# Supplied material

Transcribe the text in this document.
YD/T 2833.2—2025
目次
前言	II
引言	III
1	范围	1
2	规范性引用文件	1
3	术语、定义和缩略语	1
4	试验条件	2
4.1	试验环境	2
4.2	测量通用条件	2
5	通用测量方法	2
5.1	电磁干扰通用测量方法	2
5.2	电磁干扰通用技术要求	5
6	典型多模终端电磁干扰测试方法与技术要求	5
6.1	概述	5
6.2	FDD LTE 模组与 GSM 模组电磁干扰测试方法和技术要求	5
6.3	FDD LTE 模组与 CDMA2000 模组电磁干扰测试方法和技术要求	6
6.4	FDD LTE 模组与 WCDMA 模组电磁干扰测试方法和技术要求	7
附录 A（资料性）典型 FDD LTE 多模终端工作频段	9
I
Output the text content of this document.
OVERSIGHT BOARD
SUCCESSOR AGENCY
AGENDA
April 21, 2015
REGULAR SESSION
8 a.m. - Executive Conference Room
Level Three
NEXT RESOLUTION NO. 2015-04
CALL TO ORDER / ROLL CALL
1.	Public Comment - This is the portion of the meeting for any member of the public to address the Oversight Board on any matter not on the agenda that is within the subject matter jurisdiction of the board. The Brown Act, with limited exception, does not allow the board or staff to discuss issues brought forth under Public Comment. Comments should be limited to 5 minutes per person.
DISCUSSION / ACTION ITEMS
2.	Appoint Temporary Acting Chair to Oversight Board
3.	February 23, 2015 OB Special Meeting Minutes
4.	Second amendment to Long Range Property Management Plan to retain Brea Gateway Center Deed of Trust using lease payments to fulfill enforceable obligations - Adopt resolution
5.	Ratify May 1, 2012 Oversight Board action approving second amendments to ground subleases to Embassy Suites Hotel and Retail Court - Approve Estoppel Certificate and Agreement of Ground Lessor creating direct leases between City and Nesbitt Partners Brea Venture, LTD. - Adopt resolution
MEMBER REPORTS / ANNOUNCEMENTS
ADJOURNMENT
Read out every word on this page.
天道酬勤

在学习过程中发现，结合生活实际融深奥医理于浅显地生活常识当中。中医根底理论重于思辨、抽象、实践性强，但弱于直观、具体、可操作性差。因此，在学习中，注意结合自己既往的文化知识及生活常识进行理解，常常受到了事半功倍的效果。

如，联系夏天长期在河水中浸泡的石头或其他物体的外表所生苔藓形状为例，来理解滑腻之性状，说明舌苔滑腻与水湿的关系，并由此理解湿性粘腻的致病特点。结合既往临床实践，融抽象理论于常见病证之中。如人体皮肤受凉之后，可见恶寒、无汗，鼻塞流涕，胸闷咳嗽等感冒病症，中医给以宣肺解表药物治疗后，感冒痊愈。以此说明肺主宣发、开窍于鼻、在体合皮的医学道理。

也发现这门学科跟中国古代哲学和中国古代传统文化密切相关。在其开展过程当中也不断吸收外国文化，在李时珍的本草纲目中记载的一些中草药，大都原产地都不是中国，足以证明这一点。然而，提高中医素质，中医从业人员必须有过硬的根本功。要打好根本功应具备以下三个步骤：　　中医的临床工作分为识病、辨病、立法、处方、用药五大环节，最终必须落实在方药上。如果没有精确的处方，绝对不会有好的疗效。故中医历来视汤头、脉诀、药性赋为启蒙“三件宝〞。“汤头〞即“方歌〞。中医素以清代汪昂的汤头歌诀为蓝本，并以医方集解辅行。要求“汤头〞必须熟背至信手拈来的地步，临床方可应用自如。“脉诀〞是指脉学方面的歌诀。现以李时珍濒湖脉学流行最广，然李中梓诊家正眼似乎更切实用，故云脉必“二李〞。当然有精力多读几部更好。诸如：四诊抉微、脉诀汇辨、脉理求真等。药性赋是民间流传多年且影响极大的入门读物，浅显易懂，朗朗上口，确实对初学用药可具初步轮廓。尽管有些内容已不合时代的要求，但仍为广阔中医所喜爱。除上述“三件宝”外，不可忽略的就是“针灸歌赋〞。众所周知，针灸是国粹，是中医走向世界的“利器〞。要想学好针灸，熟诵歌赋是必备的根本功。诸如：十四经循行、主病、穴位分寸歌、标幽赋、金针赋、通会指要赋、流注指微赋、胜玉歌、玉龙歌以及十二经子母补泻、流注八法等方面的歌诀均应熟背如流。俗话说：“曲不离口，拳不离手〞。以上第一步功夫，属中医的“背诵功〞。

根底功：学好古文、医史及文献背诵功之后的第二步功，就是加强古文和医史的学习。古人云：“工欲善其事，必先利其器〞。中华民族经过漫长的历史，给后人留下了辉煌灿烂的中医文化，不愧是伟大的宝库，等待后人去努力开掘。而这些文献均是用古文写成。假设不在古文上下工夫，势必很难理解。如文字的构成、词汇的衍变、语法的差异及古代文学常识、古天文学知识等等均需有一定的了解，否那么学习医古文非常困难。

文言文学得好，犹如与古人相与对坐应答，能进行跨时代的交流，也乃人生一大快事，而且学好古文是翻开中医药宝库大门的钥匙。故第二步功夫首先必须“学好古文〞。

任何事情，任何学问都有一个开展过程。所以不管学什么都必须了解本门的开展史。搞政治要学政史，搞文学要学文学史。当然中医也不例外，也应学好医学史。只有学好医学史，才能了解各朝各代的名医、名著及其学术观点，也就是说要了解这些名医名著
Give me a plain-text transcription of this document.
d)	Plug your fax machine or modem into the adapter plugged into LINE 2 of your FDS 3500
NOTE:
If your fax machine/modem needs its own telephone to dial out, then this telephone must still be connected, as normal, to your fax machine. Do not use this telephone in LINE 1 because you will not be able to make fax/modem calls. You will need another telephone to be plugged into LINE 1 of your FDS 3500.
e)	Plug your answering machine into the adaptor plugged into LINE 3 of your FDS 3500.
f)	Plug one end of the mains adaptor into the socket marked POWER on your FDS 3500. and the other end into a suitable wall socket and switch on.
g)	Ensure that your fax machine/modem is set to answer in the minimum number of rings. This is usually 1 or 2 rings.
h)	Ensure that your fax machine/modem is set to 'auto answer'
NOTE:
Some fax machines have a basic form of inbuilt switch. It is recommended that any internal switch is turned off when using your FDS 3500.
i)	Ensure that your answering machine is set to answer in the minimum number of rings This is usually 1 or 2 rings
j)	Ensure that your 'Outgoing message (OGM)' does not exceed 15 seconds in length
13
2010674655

# Exercise goal
Identify the lines in the entries that hold "into" and return each one.

# Solution to this problem
d)	Plug your fax machine or modem into the adapter plugged into LINE 2 of your FDS 3500
If your fax machine/modem needs its own telephone to dial out, then this telephone must still be connected, as normal, to your fax machine. Do not use this telephone in LINE 1 because you will not be able to make fax/modem calls. You will need another telephone to be plugged into LINE 1 of your FDS 3500.
e)	Plug your answering machine into the adaptor plugged into LINE 3 of your FDS 3500.
f)	Plug one end of the mains adaptor into the socket marked POWER on your FDS 3500. and the other end into a suitable wall socket and switch on.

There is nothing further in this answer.